# YOUR OBJECTIVE:
Please repeat all of the lines that follow, exactly as written.

# ENTRIES:
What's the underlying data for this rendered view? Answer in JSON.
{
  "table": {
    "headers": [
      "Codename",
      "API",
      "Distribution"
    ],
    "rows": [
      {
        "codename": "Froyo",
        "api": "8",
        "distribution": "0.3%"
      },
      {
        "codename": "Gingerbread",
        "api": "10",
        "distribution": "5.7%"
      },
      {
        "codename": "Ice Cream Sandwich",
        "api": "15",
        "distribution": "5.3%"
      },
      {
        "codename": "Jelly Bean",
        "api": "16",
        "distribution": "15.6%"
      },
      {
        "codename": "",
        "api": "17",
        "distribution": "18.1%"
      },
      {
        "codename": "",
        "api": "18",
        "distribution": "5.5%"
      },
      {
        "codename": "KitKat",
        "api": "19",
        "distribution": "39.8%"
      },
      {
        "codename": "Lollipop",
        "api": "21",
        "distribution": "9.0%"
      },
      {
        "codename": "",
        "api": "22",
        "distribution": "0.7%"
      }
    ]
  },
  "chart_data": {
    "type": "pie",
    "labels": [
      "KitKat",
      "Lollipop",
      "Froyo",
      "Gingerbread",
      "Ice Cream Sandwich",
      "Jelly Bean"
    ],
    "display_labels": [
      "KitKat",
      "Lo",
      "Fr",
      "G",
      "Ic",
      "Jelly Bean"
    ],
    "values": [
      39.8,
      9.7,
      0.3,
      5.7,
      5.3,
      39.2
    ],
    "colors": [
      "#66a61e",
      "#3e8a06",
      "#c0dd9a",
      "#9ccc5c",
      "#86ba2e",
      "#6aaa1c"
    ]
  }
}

# FINISHED TASK:
What's the underlying data for this rendered view? Answer in JSON.
{
  "table": {
    "headers": [
      "Codename",
      "API",
      "Distribution"
    ],
    "rows": [
      {
        "codename": "Froyo",
        "api": "8",
        "distribution": "0.3%"
      },
      {
        "codename": "Gingerbread",
        "api": "10",
        "distribution": "5.7%"
      },
      {
        "codename": "Ice Cream Sandwich",
        "api": "15",
        "distribution": "5.3%"
      },
      {
        "codename": "Jelly Bean",
        "api": "16",
        "distribution": "15.6%"
      },
      {
        "codename": "",
        "api": "17",
        "distribution": "18.1%"
      },
      {
        "codename": "",
        "api": "18",
        "distribution": "5.5%"
      },
      {
        "codename": "KitKat",
        "api": "19",
        "distribution": "39.8%"
      },
      {
        "codename": "Lollipop",
        "api": "21",
        "distribution": "9.0%"
      },
      {
        "codename": "",
        "api": "22",
        "distribution": "0.7%"
      }
    ]
  },
  "chart_data": {
    "type": "pie",
    "labels": [
      "KitKat",
      "Lollipop",
      "Froyo",
      "Gingerbread",
      "Ice Cream Sandwich",
      "Jelly Bean"
    ],
    "display_labels": [
      "KitKat",
      "Lo",
      "Fr",
      "G",
      "Ic",
      "Jelly Bean"
    ],
    "values": [
      39.8,
      9.7,
      0.3,
      5.7,
      5.3,
      39.2
    ],
    "colors": [
      "#66a61e",
      "#3e8a06",
      "#c0dd9a",
      "#9ccc5c",
      "#86ba2e",
      "#6aaa1c"
    ]
  }
}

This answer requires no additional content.